--- START OF Records shown ---

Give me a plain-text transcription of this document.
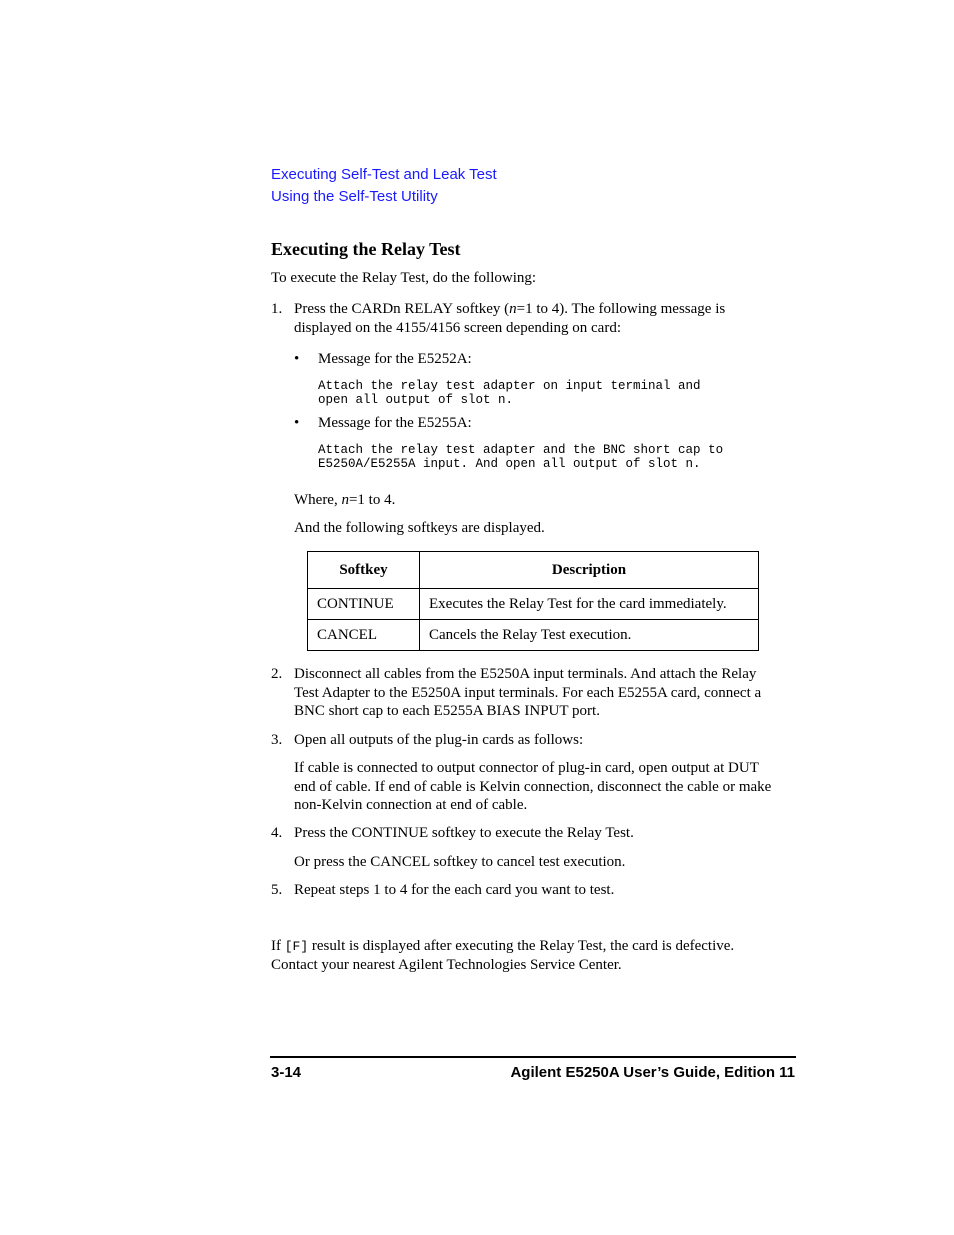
Executing Self-Test and Leak Test
Using the Self-Test Utility
Executing the Relay Test
To execute the Relay Test, do the following:
1. Press the CARDn RELAY softkey (n=1 to 4). The following message is
displayed on the 4155/4156 screen depending on card:
• Message for the E5252A:
Attach the relay test adapter on input terminal and
open all output of slot n.
• Message for the E5255A:
Attach the relay test adapter and the BNC short cap to
E5250A/E5255A input. And open all output of slot n.
Where, n=1 to 4.
And the following softkeys are displayed.
Softkey	Description
CONTINUE	Executes the Relay Test for the card immediately.
CANCEL	Cancels the Relay Test execution.
2. Disconnect all cables from the E5250A input terminals. And attach the Relay
Test Adapter to the E5250A input terminals. For each E5255A card, connect a
BNC short cap to each E5255A BIAS INPUT port.
3. Open all outputs of the plug-in cards as follows:
If cable is connected to output connector of plug-in card, open output at DUT
end of cable. If end of cable is Kelvin connection, disconnect the cable or make
non-Kelvin connection at end of cable.
4. Press the CONTINUE softkey to execute the Relay Test.
Or press the CANCEL softkey to cancel test execution.
5. Repeat steps 1 to 4 for the each card you want to test.
If [F] result is displayed after executing the Relay Test, the card is defective.
Contact your nearest Agilent Technologies Service Center.
3-14	Agilent E5250A User’s Guide, Edition 11
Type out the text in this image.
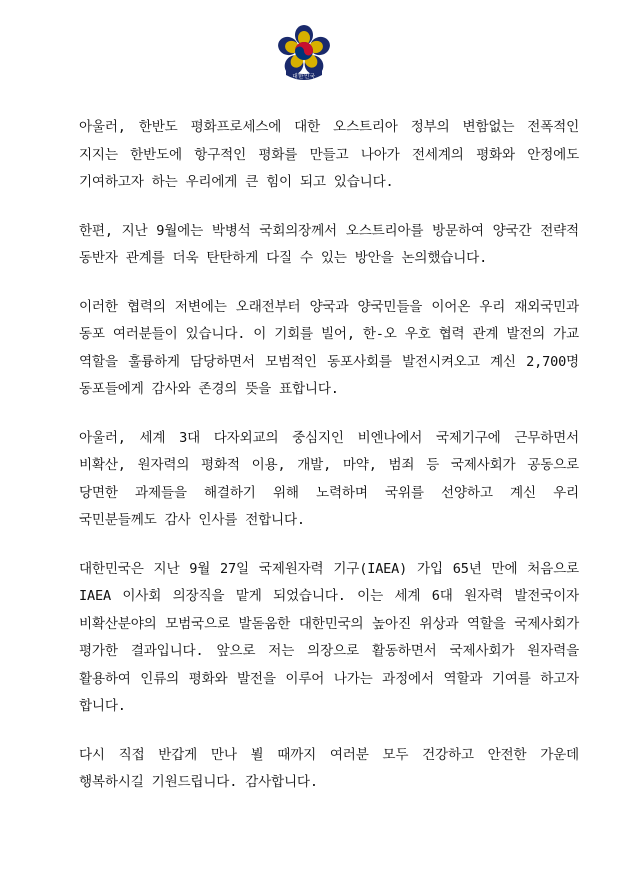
대한민국

아울러, 한반도 평화프로세스에 대한 오스트리아 정부의 변함없는 전폭적인 지지는 한반도에 항구적인 평화를 만들고 나아가 전세계의 평화와 안정에도 기여하고자 하는 우리에게 큰 힘이 되고 있습니다.

한편, 지난 9월에는 박병석 국회의장께서 오스트리아를 방문하여 양국간 전략적 동반자 관계를 더욱 탄탄하게 다질 수 있는 방안을 논의했습니다.

이러한 협력의 저변에는 오래전부터 양국과 양국민들을 이어온 우리 재외국민과 동포 여러분들이 있습니다. 이 기회를 빌어, 한-오 우호 협력 관계 발전의 가교 역할을 훌륭하게 담당하면서 모범적인 동포사회를 발전시켜오고 계신 2,700명 동포들에게 감사와 존경의 뜻을 표합니다.

아울러, 세계 3대 다자외교의 중심지인 비엔나에서 국제기구에 근무하면서 비확산, 원자력의 평화적 이용, 개발, 마약, 범죄 등 국제사회가 공동으로 당면한 과제들을 해결하기 위해 노력하며 국위를 선양하고 계신 우리 국민분들께도 감사 인사를 전합니다.

대한민국은 지난 9월 27일 국제원자력 기구(IAEA) 가입 65년 만에 처음으로 IAEA 이사회 의장직을 맡게 되었습니다. 이는 세계 6대 원자력 발전국이자 비확산분야의 모범국으로 발돋움한 대한민국의 높아진 위상과 역할을 국제사회가 평가한 결과입니다. 앞으로 저는 의장으로 활동하면서 국제사회가 원자력을 활용하여 인류의 평화와 발전을 이루어 나가는 과정에서 역할과 기여를 하고자 합니다.

다시 직접 반갑게 만나 뵐 때까지 여러분 모두 건강하고 안전한 가운데 행복하시길 기원드립니다. 감사합니다.
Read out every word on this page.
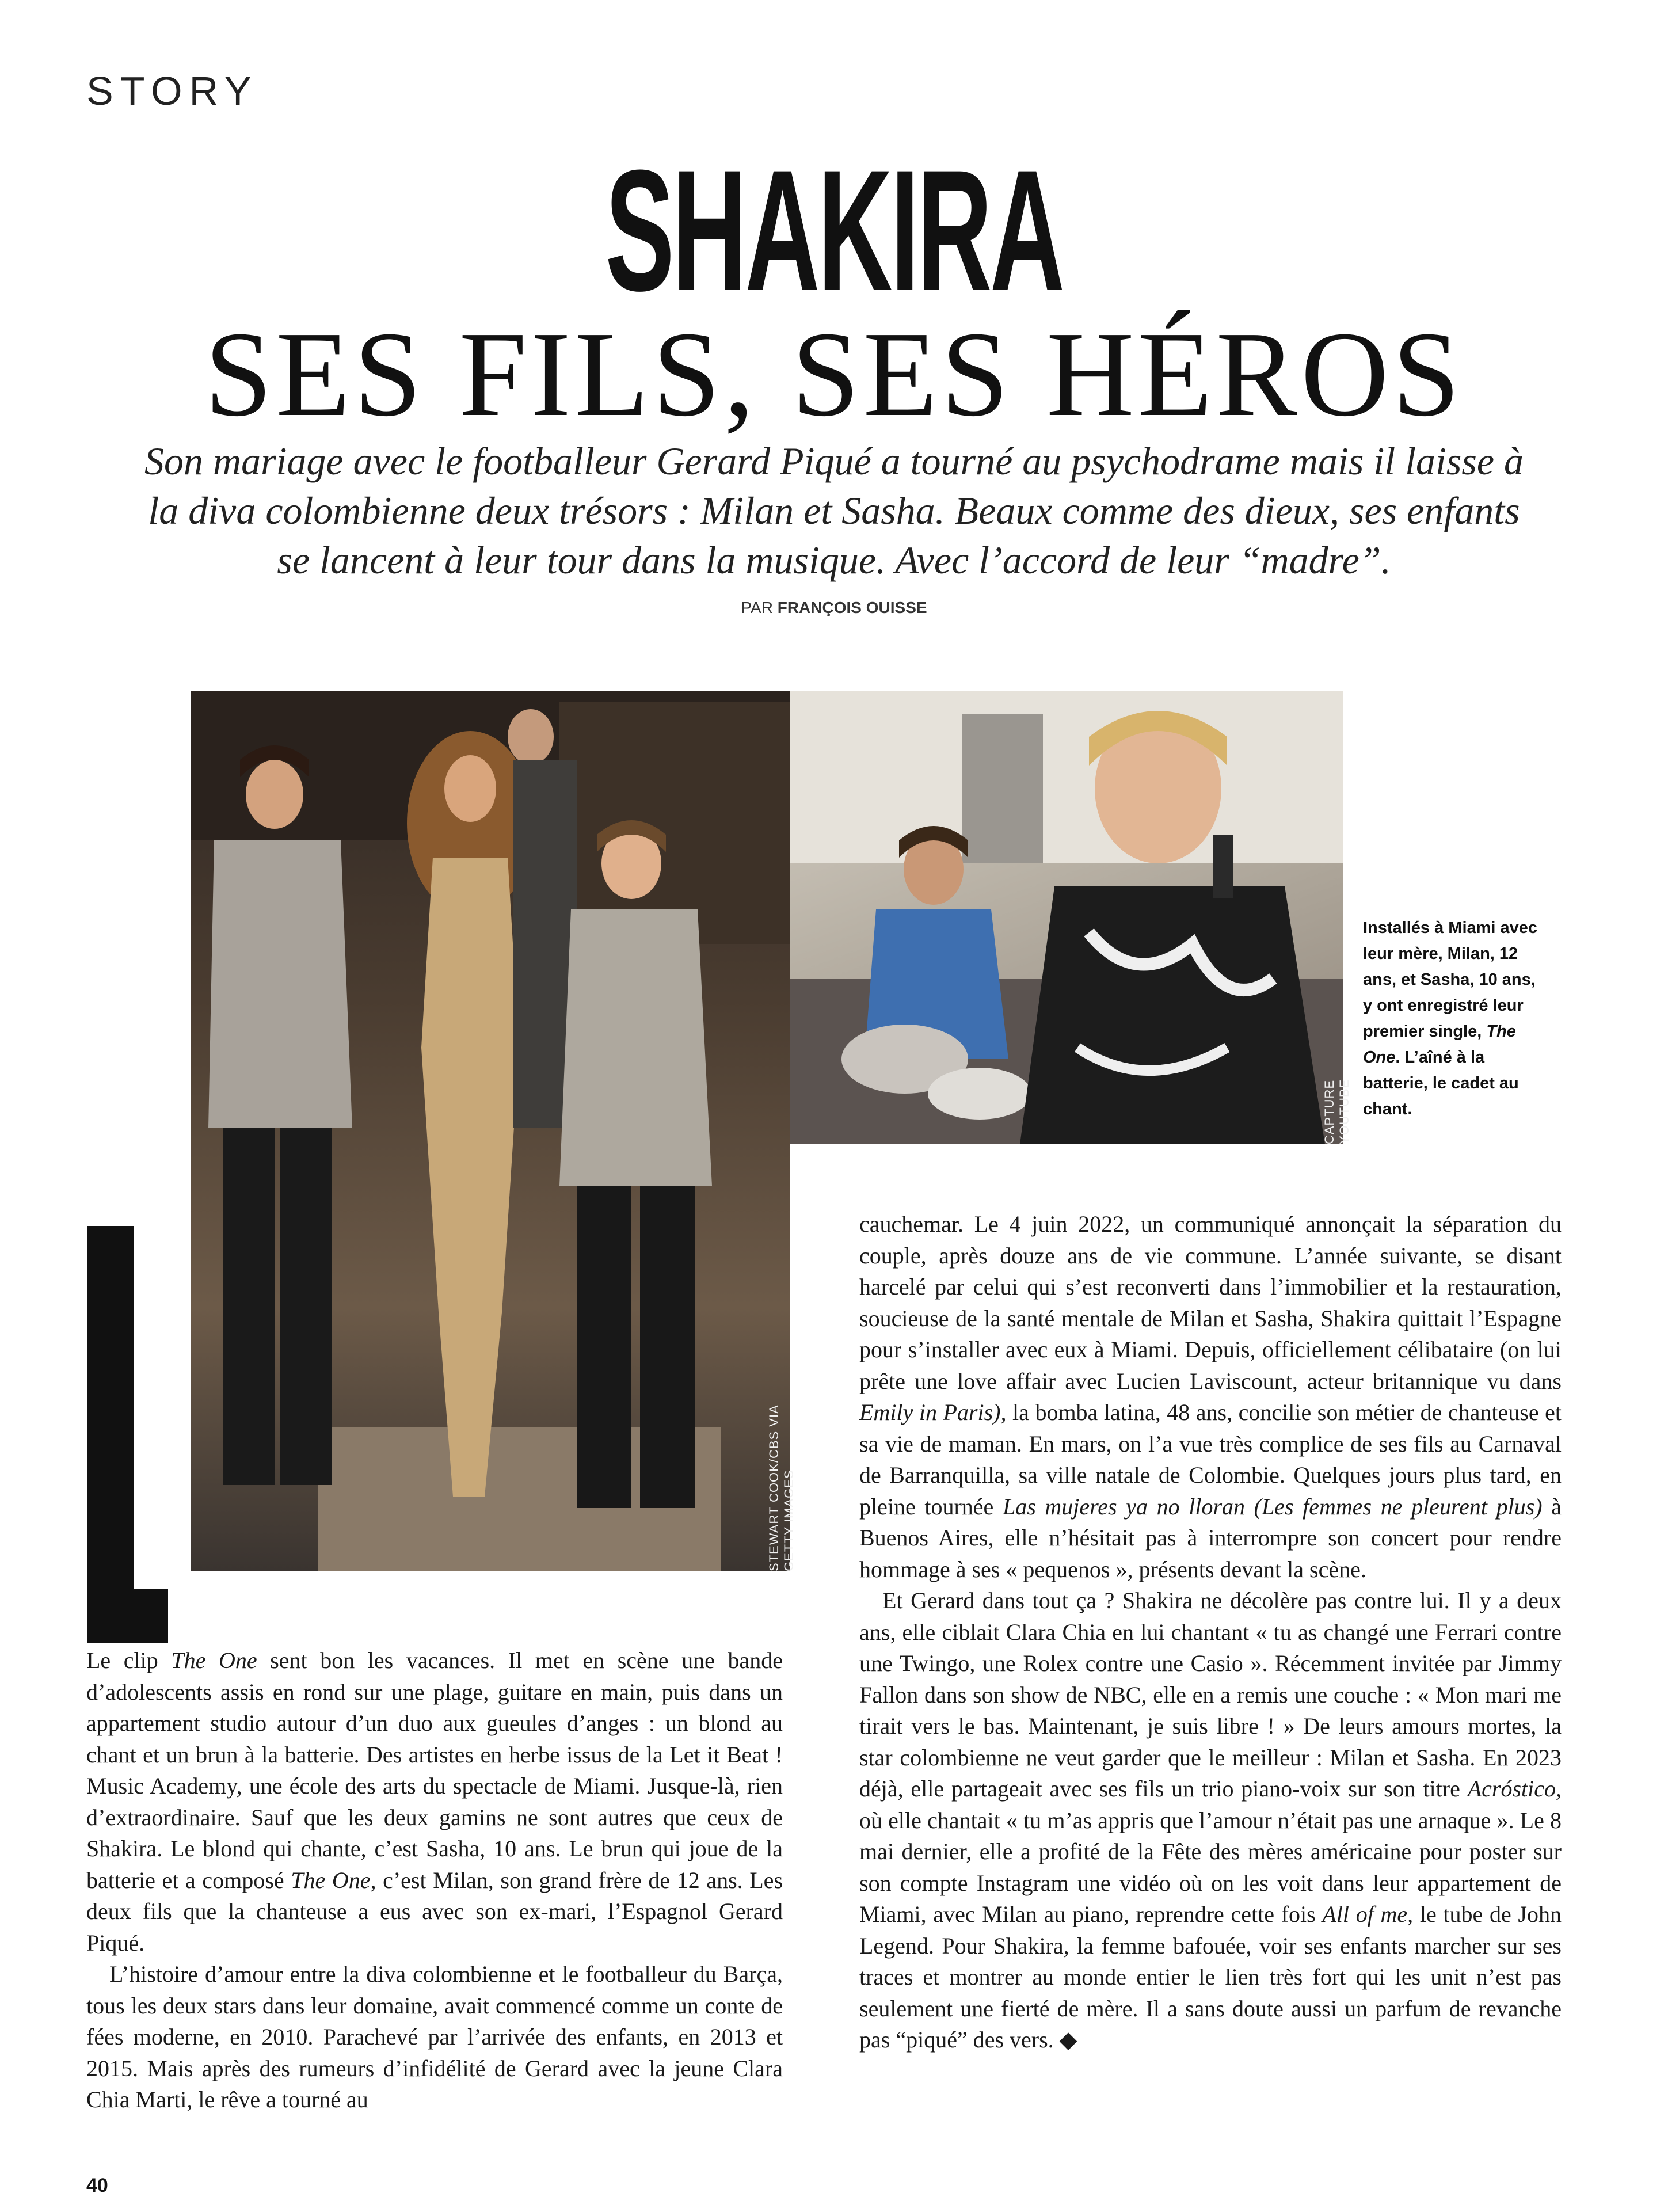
STORY
SHAKIRA
SES FILS, SES HÉROS
Son mariage avec le footballeur Gerard Piqué a tourné au psychodrame mais il laisse à la diva colombienne deux trésors : Milan et Sasha. Beaux comme des dieux, ses enfants se lancent à leur tour dans la musique. Avec l’accord de leur “madre”.
PAR FRANÇOIS OUISSE
STEWART COOK/CBS VIA GETTY IMAGES
CAPTURE YOUTUBE
Installés à Miami avec leur mère, Milan, 12 ans, et Sasha, 10 ans, y ont enregistré leur premier single, The One. L’aîné à la batterie, le cadet au chant.

Le clip The One sent bon les vacances. Il met en scène une bande d’adolescents assis en rond sur une plage, guitare en main, puis dans un appartement studio autour d’un duo aux gueules d’anges : un blond au chant et un brun à la batterie. Des artistes en herbe issus de la Let it Beat ! Music Academy, une école des arts du spectacle de Miami. Jusque-là, rien d’extraordinaire. Sauf que les deux gamins ne sont autres que ceux de Shakira. Le blond qui chante, c’est Sasha, 10 ans. Le brun qui joue de la batterie et a composé The One, c’est Milan, son grand frère de 12 ans. Les deux fils que la chanteuse a eus avec son ex-mari, l’Espagnol Gerard Piqué.

L’histoire d’amour entre la diva colombienne et le footballeur du Barça, tous les deux stars dans leur domaine, avait commencé comme un conte de fées moderne, en 2010. Parachevé par l’arrivée des enfants, en 2013 et 2015. Mais après des rumeurs d’infidélité de Gerard avec la jeune Clara Chia Marti, le rêve a tourné au

cauchemar. Le 4 juin 2022, un communiqué annonçait la séparation du couple, après douze ans de vie commune. L’année suivante, se disant harcelé par celui qui s’est reconverti dans l’immobilier et la restauration, soucieuse de la santé mentale de Milan et Sasha, Shakira quittait l’Espagne pour s’installer avec eux à Miami. Depuis, officiellement célibataire (on lui prête une love affair avec Lucien Laviscount, acteur britannique vu dans Emily in Paris), la bomba latina, 48 ans, concilie son métier de chanteuse et sa vie de maman. En mars, on l’a vue très complice de ses fils au Carnaval de Barranquilla, sa ville natale de Colombie. Quelques jours plus tard, en pleine tournée Las mujeres ya no lloran (Les femmes ne pleurent plus) à Buenos Aires, elle n’hésitait pas à interrompre son concert pour rendre hommage à ses « pequenos », présents devant la scène.

Et Gerard dans tout ça ? Shakira ne décolère pas contre lui. Il y a deux ans, elle ciblait Clara Chia en lui chantant « tu as changé une Ferrari contre une Twingo, une Rolex contre une Casio ». Récemment invitée par Jimmy Fallon dans son show de NBC, elle en a remis une couche : « Mon mari me tirait vers le bas. Maintenant, je suis libre ! » De leurs amours mortes, la star colombienne ne veut garder que le meilleur : Milan et Sasha. En 2023 déjà, elle partageait avec ses fils un trio piano-voix sur son titre Acróstico, où elle chantait « tu m’as appris que l’amour n’était pas une arnaque ». Le 8 mai dernier, elle a profité de la Fête des mères américaine pour poster sur son compte Instagram une vidéo où on les voit dans leur appartement de Miami, avec Milan au piano, reprendre cette fois All of me, le tube de John Legend. Pour Shakira, la femme bafouée, voir ses enfants marcher sur ses traces et montrer au monde entier le lien très fort qui les unit n’est pas seulement une fierté de mère. Il a sans doute aussi un parfum de revanche pas “piqué” des vers. ◆

40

--- END OF Records shown ---

**Stated goal**
In the entries above, how many lines contain the word "국제사회가"? Answer with the number only.

**Final result**
2